EXTRACT TO READ:
[Start of Attachment]

But Obama's plan does include another $680-billion tax increase on the “rich” by eliminating deductions.
The lack of a budget deal has largely been a result of White House and Senate Democrats' demands that any deficit reduction be largely based on tax increases — something that House Republicans have pledged not to allow (especially since taxes were already increased for all working Americans at the beginning of the year). Even longtime leftists have taken notice of the one-sided nature of the budget debate, where the White House wants to lower the deficit almost exclusively out of tax increases. Washington Post reporter and columnist Bob Woodward noted in a February 22 column that “when the president asks that a substitute for the sequester include not just spending cuts but also new revenue, he is moving the goal posts.”
Woodward's column received some blowback from White House operatives, including a half-hour screaming match in the White House and a petulant e-mail message, according to Woodward in interviews after the column was published. “I think you will regret staking out that claim,” a White House operative told Woodward (later revealed by Politico to be Director of the White House's National Economic Council Gene Sperling) in an e-mail over the sequester debate, referring specifically to his comment that Obama had moved the goalposts in the negotiations on avoiding the sequester by demanding tax increases. Sperling argued in that e-mail: “The idea that the sequester was to force both sides to go back to try at a big or grand bargain with a mix of entitlements and revenues (even if there were serious disagreements on composition) was part of the DNA of the thing from the start. It was an accepted part of the understanding — from the start. Really.”
Woodward — once a darling of the Left for his Watergate investigations — has taken to calling the Obama White House's apocalyptic prognostications “madness” on national television. He observed on the MSNBC television show Morning Joe,
To take one example here, where President Obama came out and acknowledged that we are not sending the aircraft carrier Truman to the Persian Gulf because of this budget agreement. Now, Joe, this will resonate with you, I think. Can you imagine Ronald Reagan sitting there and saying "Oh, by the way, I can’t do this because of some budget document?" Or George W. Bush saying, "You know, I’m not going to invade Iraq because I can’t get the aircraft carriers I need," or even Bill Clinton saying, "You know, I’m not going to attack Saddam Hussein’s intelligence headquarters," as he did when Clinton was president because of some budget document?
Since the United States spends almost as much on its military as the rest of the world combined, if the aircraft were truly needed for national security to deter attacks on this country or its forces, the White House should certainly be able to find the money to sail a boat over the ocean even with the sequester in its $700 billion annual budget. But apocalyptic and absurd claims over the sequester have become commonplace with the Obama White House — which has even blamed the sequester for its failure to submit a budget proposal to Congress by the first Monday in February deadline, as stipulated by law.

[End of Attachment]

DATA SHOWN:
[Start of Attachment]

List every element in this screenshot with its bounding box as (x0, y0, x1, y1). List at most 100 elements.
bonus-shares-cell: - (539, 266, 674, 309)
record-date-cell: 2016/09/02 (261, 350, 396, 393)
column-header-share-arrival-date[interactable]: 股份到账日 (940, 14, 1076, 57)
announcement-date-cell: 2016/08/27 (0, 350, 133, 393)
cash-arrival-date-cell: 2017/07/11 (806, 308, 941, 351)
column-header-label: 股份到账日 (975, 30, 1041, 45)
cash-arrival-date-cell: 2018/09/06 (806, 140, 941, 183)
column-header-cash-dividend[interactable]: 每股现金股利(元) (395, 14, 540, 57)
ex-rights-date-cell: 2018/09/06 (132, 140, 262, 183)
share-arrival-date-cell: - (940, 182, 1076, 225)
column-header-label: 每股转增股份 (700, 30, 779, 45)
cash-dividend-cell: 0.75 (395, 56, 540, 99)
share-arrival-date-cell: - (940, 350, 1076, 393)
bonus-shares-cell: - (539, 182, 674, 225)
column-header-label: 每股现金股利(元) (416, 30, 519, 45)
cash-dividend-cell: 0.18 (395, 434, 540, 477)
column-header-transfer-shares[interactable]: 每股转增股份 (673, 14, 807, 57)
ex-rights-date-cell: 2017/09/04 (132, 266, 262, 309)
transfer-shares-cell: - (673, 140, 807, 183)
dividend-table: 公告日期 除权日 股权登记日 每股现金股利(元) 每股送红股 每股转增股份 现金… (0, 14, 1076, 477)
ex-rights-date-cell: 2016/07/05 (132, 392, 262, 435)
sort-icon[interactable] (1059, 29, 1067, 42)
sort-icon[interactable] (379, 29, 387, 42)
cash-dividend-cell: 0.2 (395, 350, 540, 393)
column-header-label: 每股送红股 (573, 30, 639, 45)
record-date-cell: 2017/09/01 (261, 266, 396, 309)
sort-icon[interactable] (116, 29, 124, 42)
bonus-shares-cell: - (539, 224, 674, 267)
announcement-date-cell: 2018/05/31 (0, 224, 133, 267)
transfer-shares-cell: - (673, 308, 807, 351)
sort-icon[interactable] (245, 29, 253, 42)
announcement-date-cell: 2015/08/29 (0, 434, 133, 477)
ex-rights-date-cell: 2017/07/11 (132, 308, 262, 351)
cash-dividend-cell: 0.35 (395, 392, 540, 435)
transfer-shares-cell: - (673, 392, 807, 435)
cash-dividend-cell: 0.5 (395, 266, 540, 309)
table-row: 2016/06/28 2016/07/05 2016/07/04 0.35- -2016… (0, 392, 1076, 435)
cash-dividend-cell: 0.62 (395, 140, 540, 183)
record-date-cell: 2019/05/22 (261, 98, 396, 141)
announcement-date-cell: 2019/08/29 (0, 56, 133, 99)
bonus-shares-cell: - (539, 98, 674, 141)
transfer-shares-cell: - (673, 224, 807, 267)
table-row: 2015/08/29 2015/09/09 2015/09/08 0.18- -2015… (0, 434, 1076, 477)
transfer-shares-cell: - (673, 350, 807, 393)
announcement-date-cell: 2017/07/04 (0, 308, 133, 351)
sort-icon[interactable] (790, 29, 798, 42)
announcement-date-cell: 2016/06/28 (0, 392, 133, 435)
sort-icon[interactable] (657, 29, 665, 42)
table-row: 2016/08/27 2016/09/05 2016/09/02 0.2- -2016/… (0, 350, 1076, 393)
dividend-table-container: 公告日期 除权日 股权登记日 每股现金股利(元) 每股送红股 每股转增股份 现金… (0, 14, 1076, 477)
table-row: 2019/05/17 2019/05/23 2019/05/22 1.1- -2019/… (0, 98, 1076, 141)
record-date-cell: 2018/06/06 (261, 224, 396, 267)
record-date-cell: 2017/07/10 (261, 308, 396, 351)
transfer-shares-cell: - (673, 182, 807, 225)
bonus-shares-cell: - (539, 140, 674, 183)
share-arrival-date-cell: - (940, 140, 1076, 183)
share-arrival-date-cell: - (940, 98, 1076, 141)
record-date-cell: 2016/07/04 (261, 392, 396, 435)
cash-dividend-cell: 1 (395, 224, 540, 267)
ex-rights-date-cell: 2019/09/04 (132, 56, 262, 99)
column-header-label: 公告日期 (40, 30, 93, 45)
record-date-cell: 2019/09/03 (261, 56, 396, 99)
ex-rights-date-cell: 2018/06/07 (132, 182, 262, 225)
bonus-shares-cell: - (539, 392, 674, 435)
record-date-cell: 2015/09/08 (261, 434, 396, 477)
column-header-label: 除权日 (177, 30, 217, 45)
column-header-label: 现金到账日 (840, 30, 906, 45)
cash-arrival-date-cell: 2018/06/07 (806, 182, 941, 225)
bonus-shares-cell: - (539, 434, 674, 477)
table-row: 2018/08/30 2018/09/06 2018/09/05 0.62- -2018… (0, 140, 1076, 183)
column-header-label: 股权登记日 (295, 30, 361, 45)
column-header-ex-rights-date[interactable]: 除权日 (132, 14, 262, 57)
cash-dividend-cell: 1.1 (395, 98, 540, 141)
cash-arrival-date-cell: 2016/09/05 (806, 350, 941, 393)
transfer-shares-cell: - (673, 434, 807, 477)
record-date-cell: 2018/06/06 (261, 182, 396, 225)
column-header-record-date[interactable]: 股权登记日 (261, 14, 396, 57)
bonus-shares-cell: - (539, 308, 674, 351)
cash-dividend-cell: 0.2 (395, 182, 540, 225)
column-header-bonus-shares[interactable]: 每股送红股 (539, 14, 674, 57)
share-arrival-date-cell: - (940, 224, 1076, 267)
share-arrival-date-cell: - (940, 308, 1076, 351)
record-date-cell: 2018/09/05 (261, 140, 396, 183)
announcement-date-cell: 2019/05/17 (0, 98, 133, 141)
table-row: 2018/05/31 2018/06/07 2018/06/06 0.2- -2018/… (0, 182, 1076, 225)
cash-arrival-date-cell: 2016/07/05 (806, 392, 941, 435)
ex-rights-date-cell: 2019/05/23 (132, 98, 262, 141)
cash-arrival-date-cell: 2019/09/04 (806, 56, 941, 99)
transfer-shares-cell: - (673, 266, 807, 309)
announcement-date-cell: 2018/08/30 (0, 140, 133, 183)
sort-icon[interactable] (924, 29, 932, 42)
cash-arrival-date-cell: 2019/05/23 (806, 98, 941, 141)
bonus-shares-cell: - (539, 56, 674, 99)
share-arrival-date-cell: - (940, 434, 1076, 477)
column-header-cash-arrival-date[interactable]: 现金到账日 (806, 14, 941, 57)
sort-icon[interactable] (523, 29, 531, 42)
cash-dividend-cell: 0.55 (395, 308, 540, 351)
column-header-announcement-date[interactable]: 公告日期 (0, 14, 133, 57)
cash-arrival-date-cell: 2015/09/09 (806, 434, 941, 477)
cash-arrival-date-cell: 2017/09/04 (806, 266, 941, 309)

[End of Attachment]

WORK REQUEST: Translate this sentence from the sequester article into Spanish: "But Obama's plan does include another $680-billion tax increase on the “rich” by eliminating deductions."

TASK OUTPUT: Pero el plan de Obama sí incluye otro aumento de impuestos de 680.000 millones de dólares a los «ricos» mediante la eliminación de deducciones.